=== Supplied records ===
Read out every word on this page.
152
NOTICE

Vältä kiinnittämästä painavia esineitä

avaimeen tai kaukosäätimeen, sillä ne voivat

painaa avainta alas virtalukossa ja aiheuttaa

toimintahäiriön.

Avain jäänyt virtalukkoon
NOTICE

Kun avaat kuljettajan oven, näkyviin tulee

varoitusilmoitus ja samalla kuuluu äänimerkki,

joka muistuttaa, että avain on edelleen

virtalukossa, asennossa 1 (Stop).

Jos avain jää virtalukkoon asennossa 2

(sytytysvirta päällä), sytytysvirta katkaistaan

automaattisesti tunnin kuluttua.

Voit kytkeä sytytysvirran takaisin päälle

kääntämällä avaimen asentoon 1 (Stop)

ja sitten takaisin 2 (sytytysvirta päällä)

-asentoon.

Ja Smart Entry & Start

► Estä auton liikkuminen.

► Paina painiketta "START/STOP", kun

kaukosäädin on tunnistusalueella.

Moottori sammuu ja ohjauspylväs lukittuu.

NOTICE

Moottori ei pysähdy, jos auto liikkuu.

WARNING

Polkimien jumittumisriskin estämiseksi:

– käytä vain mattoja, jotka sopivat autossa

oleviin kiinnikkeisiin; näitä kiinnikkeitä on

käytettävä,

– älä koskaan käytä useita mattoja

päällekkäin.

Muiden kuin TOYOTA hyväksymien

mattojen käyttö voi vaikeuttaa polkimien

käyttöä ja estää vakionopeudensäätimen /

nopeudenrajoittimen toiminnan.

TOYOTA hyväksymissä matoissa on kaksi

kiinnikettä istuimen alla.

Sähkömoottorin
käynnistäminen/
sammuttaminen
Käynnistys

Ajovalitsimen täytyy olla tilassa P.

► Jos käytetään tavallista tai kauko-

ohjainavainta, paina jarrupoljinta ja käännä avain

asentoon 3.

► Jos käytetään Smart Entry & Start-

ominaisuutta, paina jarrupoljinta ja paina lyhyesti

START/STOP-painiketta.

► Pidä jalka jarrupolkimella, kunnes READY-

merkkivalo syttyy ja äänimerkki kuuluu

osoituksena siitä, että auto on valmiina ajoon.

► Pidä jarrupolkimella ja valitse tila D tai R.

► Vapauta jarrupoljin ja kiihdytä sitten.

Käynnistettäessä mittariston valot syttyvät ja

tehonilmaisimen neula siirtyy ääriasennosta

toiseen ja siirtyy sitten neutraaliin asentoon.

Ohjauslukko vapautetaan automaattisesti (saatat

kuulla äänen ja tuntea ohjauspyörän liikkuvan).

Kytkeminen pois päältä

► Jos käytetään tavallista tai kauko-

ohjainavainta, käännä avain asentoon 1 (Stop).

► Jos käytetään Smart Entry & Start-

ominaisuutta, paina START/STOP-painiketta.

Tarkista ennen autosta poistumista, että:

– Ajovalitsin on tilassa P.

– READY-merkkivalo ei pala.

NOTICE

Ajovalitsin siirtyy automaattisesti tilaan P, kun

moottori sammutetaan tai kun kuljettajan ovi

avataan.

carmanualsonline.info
===
:: Written request ::
Make an exact copy of the material above.

:: Correct output ::
Read out every word on this page.
152
NOTICE

Vältä kiinnittämästä painavia esineitä

avaimeen tai kaukosäätimeen, sillä ne voivat

painaa avainta alas virtalukossa ja aiheuttaa

toimintahäiriön.

Avain jäänyt virtalukkoon
NOTICE

Kun avaat kuljettajan oven, näkyviin tulee

varoitusilmoitus ja samalla kuuluu äänimerkki,

joka muistuttaa, että avain on edelleen

virtalukossa, asennossa 1 (Stop).

Jos avain jää virtalukkoon asennossa 2

(sytytysvirta päällä), sytytysvirta katkaistaan

automaattisesti tunnin kuluttua.

Voit kytkeä sytytysvirran takaisin päälle

kääntämällä avaimen asentoon 1 (Stop)

ja sitten takaisin 2 (sytytysvirta päällä)

-asentoon.

Ja Smart Entry & Start

► Estä auton liikkuminen.

► Paina painiketta "START/STOP", kun

kaukosäädin on tunnistusalueella.

Moottori sammuu ja ohjauspylväs lukittuu.

NOTICE

Moottori ei pysähdy, jos auto liikkuu.

WARNING

Polkimien jumittumisriskin estämiseksi:

– käytä vain mattoja, jotka sopivat autossa

oleviin kiinnikkeisiin; näitä kiinnikkeitä on

käytettävä,

– älä koskaan käytä useita mattoja

päällekkäin.

Muiden kuin TOYOTA hyväksymien

mattojen käyttö voi vaikeuttaa polkimien

käyttöä ja estää vakionopeudensäätimen /

nopeudenrajoittimen toiminnan.

TOYOTA hyväksymissä matoissa on kaksi

kiinnikettä istuimen alla.

Sähkömoottorin
käynnistäminen/
sammuttaminen
Käynnistys

Ajovalitsimen täytyy olla tilassa P.

► Jos käytetään tavallista tai kauko-

ohjainavainta, paina jarrupoljinta ja käännä avain

asentoon 3.

► Jos käytetään Smart Entry & Start-

ominaisuutta, paina jarrupoljinta ja paina lyhyesti

START/STOP-painiketta.

► Pidä jalka jarrupolkimella, kunnes READY-

merkkivalo syttyy ja äänimerkki kuuluu

osoituksena siitä, että auto on valmiina ajoon.

► Pidä jarrupolkimella ja valitse tila D tai R.

► Vapauta jarrupoljin ja kiihdytä sitten.

Käynnistettäessä mittariston valot syttyvät ja

tehonilmaisimen neula siirtyy ääriasennosta

toiseen ja siirtyy sitten neutraaliin asentoon.

Ohjauslukko vapautetaan automaattisesti (saatat

kuulla äänen ja tuntea ohjauspyörän liikkuvan).

Kytkeminen pois päältä

► Jos käytetään tavallista tai kauko-

ohjainavainta, käännä avain asentoon 1 (Stop).

► Jos käytetään Smart Entry & Start-

ominaisuutta, paina START/STOP-painiketta.

Tarkista ennen autosta poistumista, että:

– Ajovalitsin on tilassa P.

– READY-merkkivalo ei pala.

NOTICE

Ajovalitsin siirtyy automaattisesti tilaan P, kun

moottori sammutetaan tai kun kuljettajan ovi

avataan.

carmanualsonline.info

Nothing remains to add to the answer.